→ **Work to do**
Each line of the material below should be reproduced exactly.

[Lines of data]

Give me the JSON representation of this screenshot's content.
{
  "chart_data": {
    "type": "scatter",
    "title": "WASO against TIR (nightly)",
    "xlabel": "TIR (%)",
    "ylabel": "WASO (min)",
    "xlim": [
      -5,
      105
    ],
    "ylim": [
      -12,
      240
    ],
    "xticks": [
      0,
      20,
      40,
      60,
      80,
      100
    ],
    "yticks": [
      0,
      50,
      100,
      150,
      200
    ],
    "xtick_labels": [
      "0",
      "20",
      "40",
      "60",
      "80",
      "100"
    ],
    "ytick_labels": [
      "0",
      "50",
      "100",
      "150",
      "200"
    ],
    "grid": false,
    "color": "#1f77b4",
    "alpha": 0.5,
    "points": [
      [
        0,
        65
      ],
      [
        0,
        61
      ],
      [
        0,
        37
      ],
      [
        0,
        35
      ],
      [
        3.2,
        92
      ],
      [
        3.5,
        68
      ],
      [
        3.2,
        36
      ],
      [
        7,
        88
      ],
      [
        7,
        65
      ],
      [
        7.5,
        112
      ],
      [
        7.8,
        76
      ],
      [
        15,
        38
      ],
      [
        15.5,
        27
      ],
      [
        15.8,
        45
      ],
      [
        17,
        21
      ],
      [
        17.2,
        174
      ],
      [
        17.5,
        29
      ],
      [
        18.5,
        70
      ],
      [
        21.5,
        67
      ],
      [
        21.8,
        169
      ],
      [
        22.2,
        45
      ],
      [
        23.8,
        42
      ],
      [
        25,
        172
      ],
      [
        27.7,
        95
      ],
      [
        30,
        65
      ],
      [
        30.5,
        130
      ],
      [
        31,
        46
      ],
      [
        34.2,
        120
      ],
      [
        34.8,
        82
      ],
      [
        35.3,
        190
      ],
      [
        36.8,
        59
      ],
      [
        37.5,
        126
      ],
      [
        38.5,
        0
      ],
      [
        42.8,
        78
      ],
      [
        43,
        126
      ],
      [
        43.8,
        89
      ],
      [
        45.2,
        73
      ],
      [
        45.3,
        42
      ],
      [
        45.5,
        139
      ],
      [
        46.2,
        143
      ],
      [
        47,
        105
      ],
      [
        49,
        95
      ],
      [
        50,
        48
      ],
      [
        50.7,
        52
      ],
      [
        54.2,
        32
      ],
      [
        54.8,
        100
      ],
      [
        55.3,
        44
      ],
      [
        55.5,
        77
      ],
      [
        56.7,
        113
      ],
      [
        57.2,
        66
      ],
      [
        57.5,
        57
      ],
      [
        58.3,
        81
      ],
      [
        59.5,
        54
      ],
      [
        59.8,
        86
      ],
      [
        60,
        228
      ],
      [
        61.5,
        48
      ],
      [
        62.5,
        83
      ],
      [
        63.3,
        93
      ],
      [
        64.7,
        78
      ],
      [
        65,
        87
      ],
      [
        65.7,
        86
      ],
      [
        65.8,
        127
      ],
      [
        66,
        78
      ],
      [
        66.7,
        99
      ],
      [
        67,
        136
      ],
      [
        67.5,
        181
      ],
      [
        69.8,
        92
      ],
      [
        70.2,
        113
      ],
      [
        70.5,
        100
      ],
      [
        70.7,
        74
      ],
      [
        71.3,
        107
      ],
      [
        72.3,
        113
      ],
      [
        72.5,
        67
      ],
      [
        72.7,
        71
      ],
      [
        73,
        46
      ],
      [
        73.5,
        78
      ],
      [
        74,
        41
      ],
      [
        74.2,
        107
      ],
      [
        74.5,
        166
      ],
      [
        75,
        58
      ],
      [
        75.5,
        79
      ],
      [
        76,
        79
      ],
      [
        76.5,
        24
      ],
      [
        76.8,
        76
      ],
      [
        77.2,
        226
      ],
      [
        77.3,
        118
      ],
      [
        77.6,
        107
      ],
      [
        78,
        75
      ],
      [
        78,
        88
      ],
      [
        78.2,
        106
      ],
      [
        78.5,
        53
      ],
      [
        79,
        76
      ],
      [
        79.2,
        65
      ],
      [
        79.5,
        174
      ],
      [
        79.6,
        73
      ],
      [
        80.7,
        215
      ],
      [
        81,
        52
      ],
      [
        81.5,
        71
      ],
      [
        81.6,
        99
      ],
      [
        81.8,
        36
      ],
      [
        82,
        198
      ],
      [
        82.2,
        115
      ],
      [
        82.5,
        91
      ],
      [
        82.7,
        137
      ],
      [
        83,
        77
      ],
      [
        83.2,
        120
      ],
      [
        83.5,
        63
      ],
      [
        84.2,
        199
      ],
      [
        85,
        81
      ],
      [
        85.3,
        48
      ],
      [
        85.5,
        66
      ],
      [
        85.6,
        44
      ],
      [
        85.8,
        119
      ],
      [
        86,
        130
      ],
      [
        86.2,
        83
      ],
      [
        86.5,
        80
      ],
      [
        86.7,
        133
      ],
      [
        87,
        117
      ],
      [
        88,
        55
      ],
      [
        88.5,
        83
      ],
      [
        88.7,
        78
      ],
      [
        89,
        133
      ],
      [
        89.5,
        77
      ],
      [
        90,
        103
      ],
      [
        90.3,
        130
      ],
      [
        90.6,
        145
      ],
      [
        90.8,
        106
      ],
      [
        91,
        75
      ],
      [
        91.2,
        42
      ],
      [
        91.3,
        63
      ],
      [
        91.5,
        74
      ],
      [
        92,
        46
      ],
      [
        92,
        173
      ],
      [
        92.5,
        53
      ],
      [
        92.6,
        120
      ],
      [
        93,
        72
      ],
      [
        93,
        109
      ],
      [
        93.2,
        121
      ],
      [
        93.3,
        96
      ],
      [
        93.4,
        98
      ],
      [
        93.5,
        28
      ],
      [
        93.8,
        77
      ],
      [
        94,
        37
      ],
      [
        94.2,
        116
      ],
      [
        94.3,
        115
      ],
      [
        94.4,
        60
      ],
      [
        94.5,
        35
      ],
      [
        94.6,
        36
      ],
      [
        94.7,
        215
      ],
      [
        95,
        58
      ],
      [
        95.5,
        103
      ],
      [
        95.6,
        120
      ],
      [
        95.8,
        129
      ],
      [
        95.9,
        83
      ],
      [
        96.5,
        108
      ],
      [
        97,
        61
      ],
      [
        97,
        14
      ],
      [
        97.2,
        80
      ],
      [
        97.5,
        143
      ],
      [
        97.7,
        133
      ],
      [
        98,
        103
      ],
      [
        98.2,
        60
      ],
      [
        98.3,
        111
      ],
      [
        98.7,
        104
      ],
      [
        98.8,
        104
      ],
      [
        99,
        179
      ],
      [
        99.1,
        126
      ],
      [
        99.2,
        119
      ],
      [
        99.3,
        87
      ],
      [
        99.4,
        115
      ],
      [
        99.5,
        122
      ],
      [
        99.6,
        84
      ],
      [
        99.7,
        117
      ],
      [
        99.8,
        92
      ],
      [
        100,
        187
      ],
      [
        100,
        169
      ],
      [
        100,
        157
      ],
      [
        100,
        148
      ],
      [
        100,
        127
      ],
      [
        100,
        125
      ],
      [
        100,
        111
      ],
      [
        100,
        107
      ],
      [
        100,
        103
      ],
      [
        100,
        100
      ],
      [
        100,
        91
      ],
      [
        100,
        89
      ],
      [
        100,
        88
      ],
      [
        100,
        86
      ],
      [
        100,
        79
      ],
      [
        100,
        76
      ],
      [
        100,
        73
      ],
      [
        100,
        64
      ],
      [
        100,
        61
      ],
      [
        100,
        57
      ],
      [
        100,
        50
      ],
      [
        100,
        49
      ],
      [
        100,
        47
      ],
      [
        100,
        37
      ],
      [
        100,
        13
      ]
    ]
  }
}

→ **Answer in full**
Give me the JSON representation of this screenshot's content.
{
  "chart_data": {
    "type": "scatter",
    "title": "WASO against TIR (nightly)",
    "xlabel": "TIR (%)",
    "ylabel": "WASO (min)",
    "xlim": [
      -5,
      105
    ],
    "ylim": [
      -12,
      240
    ],
    "xticks": [
      0,
      20,
      40,
      60,
      80,
      100
    ],
    "yticks": [
      0,
      50,
      100,
      150,
      200
    ],
    "xtick_labels": [
      "0",
      "20",
      "40",
      "60",
      "80",
      "100"
    ],
    "ytick_labels": [
      "0",
      "50",
      "100",
      "150",
      "200"
    ],
    "grid": false,
    "color": "#1f77b4",
    "alpha": 0.5,
    "points": [
      [
        0,
        65
      ],
      [
        0,
        61
      ],
      [
        0,
        37
      ],
      [
        0,
        35
      ],
      [
        3.2,
        92
      ],
      [
        3.5,
        68
      ],
      [
        3.2,
        36
      ],
      [
        7,
        88
      ],
      [
        7,
        65
      ],
      [
        7.5,
        112
      ],
      [
        7.8,
        76
      ],
      [
        15,
        38
      ],
      [
        15.5,
        27
      ],
      [
        15.8,
        45
      ],
      [
        17,
        21
      ],
      [
        17.2,
        174
      ],
      [
        17.5,
        29
      ],
      [
        18.5,
        70
      ],
      [
        21.5,
        67
      ],
      [
        21.8,
        169
      ],
      [
        22.2,
        45
      ],
      [
        23.8,
        42
      ],
      [
        25,
        172
      ],
      [
        27.7,
        95
      ],
      [
        30,
        65
      ],
      [
        30.5,
        130
      ],
      [
        31,
        46
      ],
      [
        34.2,
        120
      ],
      [
        34.8,
        82
      ],
      [
        35.3,
        190
      ],
      [
        36.8,
        59
      ],
      [
        37.5,
        126
      ],
      [
        38.5,
        0
      ],
      [
        42.8,
        78
      ],
      [
        43,
        126
      ],
      [
        43.8,
        89
      ],
      [
        45.2,
        73
      ],
      [
        45.3,
        42
      ],
      [
        45.5,
        139
      ],
      [
        46.2,
        143
      ],
      [
        47,
        105
      ],
      [
        49,
        95
      ],
      [
        50,
        48
      ],
      [
        50.7,
        52
      ],
      [
        54.2,
        32
      ],
      [
        54.8,
        100
      ],
      [
        55.3,
        44
      ],
      [
        55.5,
        77
      ],
      [
        56.7,
        113
      ],
      [
        57.2,
        66
      ],
      [
        57.5,
        57
      ],
      [
        58.3,
        81
      ],
      [
        59.5,
        54
      ],
      [
        59.8,
        86
      ],
      [
        60,
        228
      ],
      [
        61.5,
        48
      ],
      [
        62.5,
        83
      ],
      [
        63.3,
        93
      ],
      [
        64.7,
        78
      ],
      [
        65,
        87
      ],
      [
        65.7,
        86
      ],
      [
        65.8,
        127
      ],
      [
        66,
        78
      ],
      [
        66.7,
        99
      ],
      [
        67,
        136
      ],
      [
        67.5,
        181
      ],
      [
        69.8,
        92
      ],
      [
        70.2,
        113
      ],
      [
        70.5,
        100
      ],
      [
        70.7,
        74
      ],
      [
        71.3,
        107
      ],
      [
        72.3,
        113
      ],
      [
        72.5,
        67
      ],
      [
        72.7,
        71
      ],
      [
        73,
        46
      ],
      [
        73.5,
        78
      ],
      [
        74,
        41
      ],
      [
        74.2,
        107
      ],
      [
        74.5,
        166
      ],
      [
        75,
        58
      ],
      [
        75.5,
        79
      ],
      [
        76,
        79
      ],
      [
        76.5,
        24
      ],
      [
        76.8,
        76
      ],
      [
        77.2,
        226
      ],
      [
        77.3,
        118
      ],
      [
        77.6,
        107
      ],
      [
        78,
        75
      ],
      [
        78,
        88
      ],
      [
        78.2,
        106
      ],
      [
        78.5,
        53
      ],
      [
        79,
        76
      ],
      [
        79.2,
        65
      ],
      [
        79.5,
        174
      ],
      [
        79.6,
        73
      ],
      [
        80.7,
        215
      ],
      [
        81,
        52
      ],
      [
        81.5,
        71
      ],
      [
        81.6,
        99
      ],
      [
        81.8,
        36
      ],
      [
        82,
        198
      ],
      [
        82.2,
        115
      ],
      [
        82.5,
        91
      ],
      [
        82.7,
        137
      ],
      [
        83,
        77
      ],
      [
        83.2,
        120
      ],
      [
        83.5,
        63
      ],
      [
        84.2,
        199
      ],
      [
        85,
        81
      ],
      [
        85.3,
        48
      ],
      [
        85.5,
        66
      ],
      [
        85.6,
        44
      ],
      [
        85.8,
        119
      ],
      [
        86,
        130
      ],
      [
        86.2,
        83
      ],
      [
        86.5,
        80
      ],
      [
        86.7,
        133
      ],
      [
        87,
        117
      ],
      [
        88,
        55
      ],
      [
        88.5,
        83
      ],
      [
        88.7,
        78
      ],
      [
        89,
        133
      ],
      [
        89.5,
        77
      ],
      [
        90,
        103
      ],
      [
        90.3,
        130
      ],
      [
        90.6,
        145
      ],
      [
        90.8,
        106
      ],
      [
        91,
        75
      ],
      [
        91.2,
        42
      ],
      [
        91.3,
        63
      ],
      [
        91.5,
        74
      ],
      [
        92,
        46
      ],
      [
        92,
        173
      ],
      [
        92.5,
        53
      ],
      [
        92.6,
        120
      ],
      [
        93,
        72
      ],
      [
        93,
        109
      ],
      [
        93.2,
        121
      ],
      [
        93.3,
        96
      ],
      [
        93.4,
        98
      ],
      [
        93.5,
        28
      ],
      [
        93.8,
        77
      ],
      [
        94,
        37
      ],
      [
        94.2,
        116
      ],
      [
        94.3,
        115
      ],
      [
        94.4,
        60
      ],
      [
        94.5,
        35
      ],
      [
        94.6,
        36
      ],
      [
        94.7,
        215
      ],
      [
        95,
        58
      ],
      [
        95.5,
        103
      ],
      [
        95.6,
        120
      ],
      [
        95.8,
        129
      ],
      [
        95.9,
        83
      ],
      [
        96.5,
        108
      ],
      [
        97,
        61
      ],
      [
        97,
        14
      ],
      [
        97.2,
        80
      ],
      [
        97.5,
        143
      ],
      [
        97.7,
        133
      ],
      [
        98,
        103
      ],
      [
        98.2,
        60
      ],
      [
        98.3,
        111
      ],
      [
        98.7,
        104
      ],
      [
        98.8,
        104
      ],
      [
        99,
        179
      ],
      [
        99.1,
        126
      ],
      [
        99.2,
        119
      ],
      [
        99.3,
        87
      ],
      [
        99.4,
        115
      ],
      [
        99.5,
        122
      ],
      [
        99.6,
        84
      ],
      [
        99.7,
        117
      ],
      [
        99.8,
        92
      ],
      [
        100,
        187
      ],
      [
        100,
        169
      ],
      [
        100,
        157
      ],
      [
        100,
        148
      ],
      [
        100,
        127
      ],
      [
        100,
        125
      ],
      [
        100,
        111
      ],
      [
        100,
        107
      ],
      [
        100,
        103
      ],
      [
        100,
        100
      ],
      [
        100,
        91
      ],
      [
        100,
        89
      ],
      [
        100,
        88
      ],
      [
        100,
        86
      ],
      [
        100,
        79
      ],
      [
        100,
        76
      ],
      [
        100,
        73
      ],
      [
        100,
        64
      ],
      [
        100,
        61
      ],
      [
        100,
        57
      ],
      [
        100,
        50
      ],
      [
        100,
        49
      ],
      [
        100,
        47
      ],
      [
        100,
        37
      ],
      [
        100,
        13
      ]
    ]
  }
}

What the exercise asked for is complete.